EXTRACT Block Start

Mice maintenance and subcutaneous tumor model
Female BALB/c-nu/nu mice were supplied by the Medical Experimental Animal Center of Guangdong Province (Guangdong, China). A subcutaneous tumor model of nude mice was constructed. Six-week-old female nude mice (18 ± 2 g) were subcutaneously inoculated with 1.5 to 2 × 106 HeLa cells. When the tumor size reached about 100 mm3, the mice were randomly divided into six groups with six mice each: PBS, TPGS-b-(PCL-ran-PGA) (group ANP), TPGS-b-(PCL-ran-PGA)/PEI(group BNP), TPGS-b-(PCL-ran-PGA)/PEI-pEndostatin (group CNP), docetaxel-loaded TPGS-b-(PCL-ran-PGA) (group DNP), and docetaxel-loaded TPGS-b-(PCL-ran-PGA)/PEI-pEndostatin (group FNP), of which each dose of NPs contained 0.2 mg PCL-PGA-TPGS, 10 μg PEI, and 50 μg pDNA for treatment. The groups were treated once every 3 days with intratumoral injections of PBS or NPs. Tumor size was measured with a caliper, and the weight of each mouse was measured with a scale. Tumor volume was calculated as the equation ‘volume = length × width2 / 2’. The mean tumor volume and mouse weight were used to construct the curves of tumor growth versus mouse growth to evaluate therapeutic efficiency and toxicity.
At the end of the treatment, the mice in each group were killed and dissected. The heart, liver, lungs, spleen, kidneys, and other organs were checked for signs of toxicity. Tumor specimens were then prepared as paraffin-embedded sections for histopathological analysis. The study was carried out in strict accordance with the recommendations in the Guide for the Care and Use of Laboratory Animals of Institutional Animal Care and Use Committee of Graduate School at Shenzhen, Tsinghua University. The protocol was approved by the Animal Welfare and Ethics Committee of Graduate School at Shenzhen, Tsinghua University, China (no. 2011-YZ-BG).

EXTRACT Block End
MATERIAL SUPPLIED Block Start

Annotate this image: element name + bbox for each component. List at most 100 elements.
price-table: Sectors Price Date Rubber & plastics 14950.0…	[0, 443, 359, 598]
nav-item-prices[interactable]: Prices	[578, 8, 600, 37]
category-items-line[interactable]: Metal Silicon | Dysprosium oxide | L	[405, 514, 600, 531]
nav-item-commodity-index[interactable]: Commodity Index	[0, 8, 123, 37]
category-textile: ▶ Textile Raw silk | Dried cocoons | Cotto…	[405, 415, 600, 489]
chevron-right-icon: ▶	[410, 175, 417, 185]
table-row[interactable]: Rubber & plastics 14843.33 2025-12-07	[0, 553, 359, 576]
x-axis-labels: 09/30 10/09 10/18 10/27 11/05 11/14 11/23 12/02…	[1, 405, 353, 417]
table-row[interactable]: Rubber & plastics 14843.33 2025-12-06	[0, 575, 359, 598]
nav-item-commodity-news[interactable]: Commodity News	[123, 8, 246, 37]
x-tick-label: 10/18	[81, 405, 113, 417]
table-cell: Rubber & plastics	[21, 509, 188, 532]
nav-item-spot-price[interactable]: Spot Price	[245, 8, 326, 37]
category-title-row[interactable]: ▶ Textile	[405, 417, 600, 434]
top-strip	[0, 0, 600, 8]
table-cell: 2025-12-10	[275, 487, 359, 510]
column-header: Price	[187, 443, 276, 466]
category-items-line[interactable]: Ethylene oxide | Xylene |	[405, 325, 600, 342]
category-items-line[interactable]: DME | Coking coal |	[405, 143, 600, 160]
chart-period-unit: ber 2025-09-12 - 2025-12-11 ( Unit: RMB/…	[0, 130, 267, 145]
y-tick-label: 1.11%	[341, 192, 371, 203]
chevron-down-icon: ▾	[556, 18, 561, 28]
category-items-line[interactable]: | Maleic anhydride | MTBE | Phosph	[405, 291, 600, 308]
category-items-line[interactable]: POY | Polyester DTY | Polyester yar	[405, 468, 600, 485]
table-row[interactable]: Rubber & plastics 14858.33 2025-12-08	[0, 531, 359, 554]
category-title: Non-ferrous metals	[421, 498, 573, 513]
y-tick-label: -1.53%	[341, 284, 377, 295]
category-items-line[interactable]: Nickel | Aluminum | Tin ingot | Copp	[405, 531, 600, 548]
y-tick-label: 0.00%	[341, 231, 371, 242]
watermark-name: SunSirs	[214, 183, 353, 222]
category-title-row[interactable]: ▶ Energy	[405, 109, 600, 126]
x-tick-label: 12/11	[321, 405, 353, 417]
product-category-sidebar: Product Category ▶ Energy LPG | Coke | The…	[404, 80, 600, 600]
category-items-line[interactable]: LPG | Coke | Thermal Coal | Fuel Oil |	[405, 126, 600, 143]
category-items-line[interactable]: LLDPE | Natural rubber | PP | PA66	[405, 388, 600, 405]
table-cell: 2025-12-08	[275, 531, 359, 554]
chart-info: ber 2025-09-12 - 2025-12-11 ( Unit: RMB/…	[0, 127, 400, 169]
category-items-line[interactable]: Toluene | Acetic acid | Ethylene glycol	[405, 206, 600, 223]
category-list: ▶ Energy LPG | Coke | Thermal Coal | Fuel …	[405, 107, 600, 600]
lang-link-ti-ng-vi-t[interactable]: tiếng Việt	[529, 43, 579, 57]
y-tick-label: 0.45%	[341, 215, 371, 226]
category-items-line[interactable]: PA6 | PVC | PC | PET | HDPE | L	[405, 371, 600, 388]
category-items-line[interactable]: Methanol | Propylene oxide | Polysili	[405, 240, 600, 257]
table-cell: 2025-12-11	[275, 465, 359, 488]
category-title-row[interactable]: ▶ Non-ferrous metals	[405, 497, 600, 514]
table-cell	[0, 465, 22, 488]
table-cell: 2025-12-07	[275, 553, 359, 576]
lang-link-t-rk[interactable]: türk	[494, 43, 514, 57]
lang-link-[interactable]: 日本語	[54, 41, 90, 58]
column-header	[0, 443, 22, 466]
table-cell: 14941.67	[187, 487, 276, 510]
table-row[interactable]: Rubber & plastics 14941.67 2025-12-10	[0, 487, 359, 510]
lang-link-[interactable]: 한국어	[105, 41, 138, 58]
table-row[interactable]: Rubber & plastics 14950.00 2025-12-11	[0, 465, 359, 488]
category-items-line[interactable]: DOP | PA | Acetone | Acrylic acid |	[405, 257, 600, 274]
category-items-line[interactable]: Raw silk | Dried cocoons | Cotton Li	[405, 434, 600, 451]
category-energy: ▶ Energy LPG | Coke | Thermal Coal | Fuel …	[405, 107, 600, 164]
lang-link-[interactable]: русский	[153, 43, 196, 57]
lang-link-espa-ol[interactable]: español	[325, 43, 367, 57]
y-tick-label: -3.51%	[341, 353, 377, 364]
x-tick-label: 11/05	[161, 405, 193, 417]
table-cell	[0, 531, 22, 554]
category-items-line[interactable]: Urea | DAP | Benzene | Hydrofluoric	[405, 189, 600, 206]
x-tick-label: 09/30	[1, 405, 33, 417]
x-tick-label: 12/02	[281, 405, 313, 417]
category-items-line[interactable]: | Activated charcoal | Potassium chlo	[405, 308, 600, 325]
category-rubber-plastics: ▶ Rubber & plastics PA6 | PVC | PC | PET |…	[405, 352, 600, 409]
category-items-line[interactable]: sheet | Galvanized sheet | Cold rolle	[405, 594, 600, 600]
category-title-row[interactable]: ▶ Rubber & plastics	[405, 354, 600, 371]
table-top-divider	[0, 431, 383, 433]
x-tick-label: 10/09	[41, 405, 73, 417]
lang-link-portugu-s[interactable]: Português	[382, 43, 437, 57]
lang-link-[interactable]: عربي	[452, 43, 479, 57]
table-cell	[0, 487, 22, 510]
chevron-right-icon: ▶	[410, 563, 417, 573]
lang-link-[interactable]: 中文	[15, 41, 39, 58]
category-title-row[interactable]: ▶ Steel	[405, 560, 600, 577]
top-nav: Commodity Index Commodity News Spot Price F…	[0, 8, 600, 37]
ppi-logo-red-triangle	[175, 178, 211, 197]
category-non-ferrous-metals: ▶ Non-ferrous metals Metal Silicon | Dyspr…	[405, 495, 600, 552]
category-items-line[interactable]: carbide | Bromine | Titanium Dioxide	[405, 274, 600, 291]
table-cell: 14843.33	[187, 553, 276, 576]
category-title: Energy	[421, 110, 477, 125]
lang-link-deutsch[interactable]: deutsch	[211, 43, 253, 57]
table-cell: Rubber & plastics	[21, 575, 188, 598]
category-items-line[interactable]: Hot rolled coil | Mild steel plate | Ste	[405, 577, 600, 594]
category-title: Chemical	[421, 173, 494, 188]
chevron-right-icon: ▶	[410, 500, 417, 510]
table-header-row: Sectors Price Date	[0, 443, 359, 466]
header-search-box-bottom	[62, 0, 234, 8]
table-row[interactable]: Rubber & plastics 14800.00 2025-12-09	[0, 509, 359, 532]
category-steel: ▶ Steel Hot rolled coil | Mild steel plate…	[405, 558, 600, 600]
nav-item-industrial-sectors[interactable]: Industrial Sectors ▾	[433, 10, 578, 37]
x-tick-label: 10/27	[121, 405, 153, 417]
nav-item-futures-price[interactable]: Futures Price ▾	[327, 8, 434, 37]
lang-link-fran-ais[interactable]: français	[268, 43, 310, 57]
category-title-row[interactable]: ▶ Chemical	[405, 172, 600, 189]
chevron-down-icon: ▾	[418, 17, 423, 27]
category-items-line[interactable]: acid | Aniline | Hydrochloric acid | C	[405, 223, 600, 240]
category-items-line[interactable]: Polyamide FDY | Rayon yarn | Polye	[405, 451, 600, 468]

MATERIAL SUPPLIED Block End

REQUIRED TASKS
1. List the organs that the mouse tumor model text names as checked for signs of toxicity.
2. Reproduce the part of the mouse tumor model text that opens with the words containing "At the end of" and closes with "China (no. 2011-YZ-BG).".

ANSWERS TO THE EXERCISES
1. Heart, liver, lungs, spleen, kidneys

2.
At the end of the treatment, the mice in each group were killed and dissected. The heart, liver, lungs, spleen, kidneys, and other organs were checked for signs of toxicity. Tumor specimens were then prepared as paraffin-embedded sections for histopathological analysis. The study was carried out in strict accordance with the recommendations in the Guide for the Care and Use of Laboratory Animals of Institutional Animal Care and Use Committee of Graduate School at Shenzhen, Tsinghua University. The protocol was approved by the Animal Welfare and Ethics Committee of Graduate School at Shenzhen, Tsinghua University, China (no. 2011-YZ-BG).